_What is asked_
Reproduce all of the data exactly.

Stored items from a collection
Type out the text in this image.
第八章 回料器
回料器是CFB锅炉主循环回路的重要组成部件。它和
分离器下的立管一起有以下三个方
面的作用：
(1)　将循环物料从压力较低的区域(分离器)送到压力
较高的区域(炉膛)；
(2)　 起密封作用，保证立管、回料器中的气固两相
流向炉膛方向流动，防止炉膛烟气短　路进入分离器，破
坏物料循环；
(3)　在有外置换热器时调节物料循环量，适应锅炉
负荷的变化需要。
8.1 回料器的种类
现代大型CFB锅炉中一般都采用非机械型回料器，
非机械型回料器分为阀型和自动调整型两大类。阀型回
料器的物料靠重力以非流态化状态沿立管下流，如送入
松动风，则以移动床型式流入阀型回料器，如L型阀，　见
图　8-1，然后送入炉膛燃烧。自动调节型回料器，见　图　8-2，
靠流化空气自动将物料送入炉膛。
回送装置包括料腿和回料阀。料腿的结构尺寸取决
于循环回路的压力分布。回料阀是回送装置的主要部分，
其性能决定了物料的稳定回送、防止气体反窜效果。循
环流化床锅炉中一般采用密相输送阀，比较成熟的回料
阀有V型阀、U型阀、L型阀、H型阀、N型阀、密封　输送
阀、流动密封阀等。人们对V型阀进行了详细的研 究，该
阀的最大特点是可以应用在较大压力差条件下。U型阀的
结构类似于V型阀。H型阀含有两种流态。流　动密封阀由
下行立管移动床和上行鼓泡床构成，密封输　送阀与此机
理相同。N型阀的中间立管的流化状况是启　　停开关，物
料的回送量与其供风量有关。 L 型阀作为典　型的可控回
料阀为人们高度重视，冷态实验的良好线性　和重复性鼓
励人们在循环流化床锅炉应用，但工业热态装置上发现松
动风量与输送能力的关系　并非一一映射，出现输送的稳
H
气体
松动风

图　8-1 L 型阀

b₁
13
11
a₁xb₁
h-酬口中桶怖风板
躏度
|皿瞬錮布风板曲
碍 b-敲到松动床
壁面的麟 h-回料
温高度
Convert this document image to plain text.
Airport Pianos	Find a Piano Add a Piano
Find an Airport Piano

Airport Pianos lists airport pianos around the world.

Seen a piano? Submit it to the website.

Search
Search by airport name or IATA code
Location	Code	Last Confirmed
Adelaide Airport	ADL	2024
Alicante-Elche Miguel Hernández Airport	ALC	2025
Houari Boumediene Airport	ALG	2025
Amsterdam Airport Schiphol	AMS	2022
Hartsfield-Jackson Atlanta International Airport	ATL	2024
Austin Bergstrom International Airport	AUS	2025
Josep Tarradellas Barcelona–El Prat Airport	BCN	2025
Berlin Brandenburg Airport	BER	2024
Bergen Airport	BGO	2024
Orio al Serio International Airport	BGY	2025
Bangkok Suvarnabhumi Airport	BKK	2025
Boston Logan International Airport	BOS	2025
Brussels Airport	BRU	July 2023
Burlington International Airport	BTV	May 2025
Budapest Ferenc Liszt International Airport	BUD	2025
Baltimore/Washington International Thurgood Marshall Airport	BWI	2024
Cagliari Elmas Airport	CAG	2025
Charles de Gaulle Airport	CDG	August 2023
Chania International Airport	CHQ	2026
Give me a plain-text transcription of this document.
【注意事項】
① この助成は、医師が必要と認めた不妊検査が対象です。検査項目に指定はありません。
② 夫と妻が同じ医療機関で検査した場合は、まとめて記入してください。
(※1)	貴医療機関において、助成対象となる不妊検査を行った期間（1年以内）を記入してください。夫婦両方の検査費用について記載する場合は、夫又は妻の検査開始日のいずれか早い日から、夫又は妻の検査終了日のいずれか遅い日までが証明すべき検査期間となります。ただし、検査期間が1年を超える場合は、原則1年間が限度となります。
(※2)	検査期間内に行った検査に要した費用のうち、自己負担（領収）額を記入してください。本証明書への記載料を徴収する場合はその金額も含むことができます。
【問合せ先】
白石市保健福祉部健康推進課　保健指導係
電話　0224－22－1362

_Answer for the task_
Type out the text in this image.
第八章 回料器
回料器是CFB锅炉主循环回路的重要组成部件。它和
分离器下的立管一起有以下三个方
面的作用：
(1)　将循环物料从压力较低的区域(分离器)送到压力
较高的区域(炉膛)；
(2)　 起密封作用，保证立管、回料器中的气固两相
流向炉膛方向流动，防止炉膛烟气短　路进入分离器，破
坏物料循环；
(3)　在有外置换热器时调节物料循环量，适应锅炉
负荷的变化需要。
8.1 回料器的种类
现代大型CFB锅炉中一般都采用非机械型回料器，
非机械型回料器分为阀型和自动调整型两大类。阀型回
料器的物料靠重力以非流态化状态沿立管下流，如送入
松动风，则以移动床型式流入阀型回料器，如L型阀，　见
图　8-1，然后送入炉膛燃烧。自动调节型回料器，见　图　8-2，
靠流化空气自动将物料送入炉膛。
回送装置包括料腿和回料阀。料腿的结构尺寸取决
于循环回路的压力分布。回料阀是回送装置的主要部分，
其性能决定了物料的稳定回送、防止气体反窜效果。循
环流化床锅炉中一般采用密相输送阀，比较成熟的回料
阀有V型阀、U型阀、L型阀、H型阀、N型阀、密封　输送
阀、流动密封阀等。人们对V型阀进行了详细的研 究，该
阀的最大特点是可以应用在较大压力差条件下。U型阀的
结构类似于V型阀。H型阀含有两种流态。流　动密封阀由
下行立管移动床和上行鼓泡床构成，密封输　送阀与此机
理相同。N型阀的中间立管的流化状况是启　　停开关，物
料的回送量与其供风量有关。 L 型阀作为典　型的可控回
料阀为人们高度重视，冷态实验的良好线性　和重复性鼓
励人们在循环流化床锅炉应用，但工业热态装置上发现松
动风量与输送能力的关系　并非一一映射，出现输送的稳
H
气体
松动风

图　8-1 L 型阀

b₁
13
11
a₁xb₁
h-酬口中桶怖风板
躏度
|皿瞬錮布风板曲
碍 b-敲到松动床
壁面的麟 h-回料
温高度
Convert this document image to plain text.
Airport Pianos	Find a Piano Add a Piano
Find an Airport Piano

Airport Pianos lists airport pianos around the world.

Seen a piano? Submit it to the website.

Search
Search by airport name or IATA code
Location	Code	Last Confirmed
Adelaide Airport	ADL	2024
Alicante-Elche Miguel Hernández Airport	ALC	2025
Houari Boumediene Airport	ALG	2025
Amsterdam Airport Schiphol	AMS	2022
Hartsfield-Jackson Atlanta International Airport	ATL	2024
Austin Bergstrom International Airport	AUS	2025
Josep Tarradellas Barcelona–El Prat Airport	BCN	2025
Berlin Brandenburg Airport	BER	2024
Bergen Airport	BGO	2024
Orio al Serio International Airport	BGY	2025
Bangkok Suvarnabhumi Airport	BKK	2025
Boston Logan International Airport	BOS	2025
Brussels Airport	BRU	July 2023
Burlington International Airport	BTV	May 2025
Budapest Ferenc Liszt International Airport	BUD	2025
Baltimore/Washington International Thurgood Marshall Airport	BWI	2024
Cagliari Elmas Airport	CAG	2025
Charles de Gaulle Airport	CDG	August 2023
Chania International Airport	CHQ	2026
Give me a plain-text transcription of this document.
【注意事項】
① この助成は、医師が必要と認めた不妊検査が対象です。検査項目に指定はありません。
② 夫と妻が同じ医療機関で検査した場合は、まとめて記入してください。
(※1)	貴医療機関において、助成対象となる不妊検査を行った期間（1年以内）を記入してください。夫婦両方の検査費用について記載する場合は、夫又は妻の検査開始日のいずれか早い日から、夫又は妻の検査終了日のいずれか遅い日までが証明すべき検査期間となります。ただし、検査期間が1年を超える場合は、原則1年間が限度となります。
(※2)	検査期間内に行った検査に要した費用のうち、自己負担（領収）額を記入してください。本証明書への記載料を徴収する場合はその金額も含むことができます。
【問合せ先】
白石市保健福祉部健康推進課　保健指導係
電話　0224－22－1362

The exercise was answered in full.